- Stored dataset items
- - - - -

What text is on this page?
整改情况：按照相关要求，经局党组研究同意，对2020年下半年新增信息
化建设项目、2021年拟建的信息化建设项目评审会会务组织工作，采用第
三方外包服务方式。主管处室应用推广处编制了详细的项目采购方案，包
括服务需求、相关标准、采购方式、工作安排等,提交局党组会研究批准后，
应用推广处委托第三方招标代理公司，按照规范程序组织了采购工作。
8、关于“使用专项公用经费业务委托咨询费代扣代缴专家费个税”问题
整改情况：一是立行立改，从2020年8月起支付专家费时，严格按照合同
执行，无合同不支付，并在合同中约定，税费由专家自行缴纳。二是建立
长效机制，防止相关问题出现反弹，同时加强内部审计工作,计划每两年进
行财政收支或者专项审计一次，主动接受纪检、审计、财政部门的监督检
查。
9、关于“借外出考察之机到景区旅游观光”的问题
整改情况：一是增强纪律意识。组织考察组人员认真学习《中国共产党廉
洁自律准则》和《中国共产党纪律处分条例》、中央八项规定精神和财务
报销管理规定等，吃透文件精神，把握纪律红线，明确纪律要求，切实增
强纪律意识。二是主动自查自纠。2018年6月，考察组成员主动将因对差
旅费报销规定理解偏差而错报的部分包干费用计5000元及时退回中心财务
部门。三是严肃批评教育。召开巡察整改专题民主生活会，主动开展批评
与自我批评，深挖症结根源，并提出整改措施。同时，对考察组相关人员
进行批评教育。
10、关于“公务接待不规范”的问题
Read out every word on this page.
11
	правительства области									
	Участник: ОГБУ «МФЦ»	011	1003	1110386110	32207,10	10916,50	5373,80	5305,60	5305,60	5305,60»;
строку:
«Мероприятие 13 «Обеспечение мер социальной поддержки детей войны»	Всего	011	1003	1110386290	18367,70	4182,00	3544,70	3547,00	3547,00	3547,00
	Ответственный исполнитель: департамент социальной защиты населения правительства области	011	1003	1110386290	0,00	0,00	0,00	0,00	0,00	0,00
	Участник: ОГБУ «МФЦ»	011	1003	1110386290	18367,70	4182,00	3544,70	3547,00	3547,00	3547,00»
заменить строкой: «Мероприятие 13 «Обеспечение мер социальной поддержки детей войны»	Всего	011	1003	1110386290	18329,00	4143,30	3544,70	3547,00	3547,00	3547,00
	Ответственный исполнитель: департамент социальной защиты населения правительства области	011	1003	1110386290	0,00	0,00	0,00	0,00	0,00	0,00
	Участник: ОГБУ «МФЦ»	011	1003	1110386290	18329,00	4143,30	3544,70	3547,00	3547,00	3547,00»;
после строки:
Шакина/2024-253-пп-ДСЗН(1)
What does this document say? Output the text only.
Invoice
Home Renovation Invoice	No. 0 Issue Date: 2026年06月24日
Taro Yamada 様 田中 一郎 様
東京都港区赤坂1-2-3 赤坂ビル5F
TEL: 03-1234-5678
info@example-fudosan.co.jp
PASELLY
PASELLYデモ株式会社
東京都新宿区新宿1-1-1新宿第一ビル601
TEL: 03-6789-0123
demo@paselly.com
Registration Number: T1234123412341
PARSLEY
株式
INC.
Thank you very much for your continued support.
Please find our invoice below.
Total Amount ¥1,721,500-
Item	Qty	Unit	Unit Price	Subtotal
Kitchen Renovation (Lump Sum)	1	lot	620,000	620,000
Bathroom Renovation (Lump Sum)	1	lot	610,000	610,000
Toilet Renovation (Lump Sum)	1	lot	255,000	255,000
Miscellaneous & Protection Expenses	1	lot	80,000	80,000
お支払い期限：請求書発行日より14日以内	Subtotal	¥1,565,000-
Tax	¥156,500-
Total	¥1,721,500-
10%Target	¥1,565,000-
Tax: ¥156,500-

- - - - -

- Exercise instructions
In the listing above, how many lines hold the word "Renovation"? Give the number and nothing more.

- Result of the task
4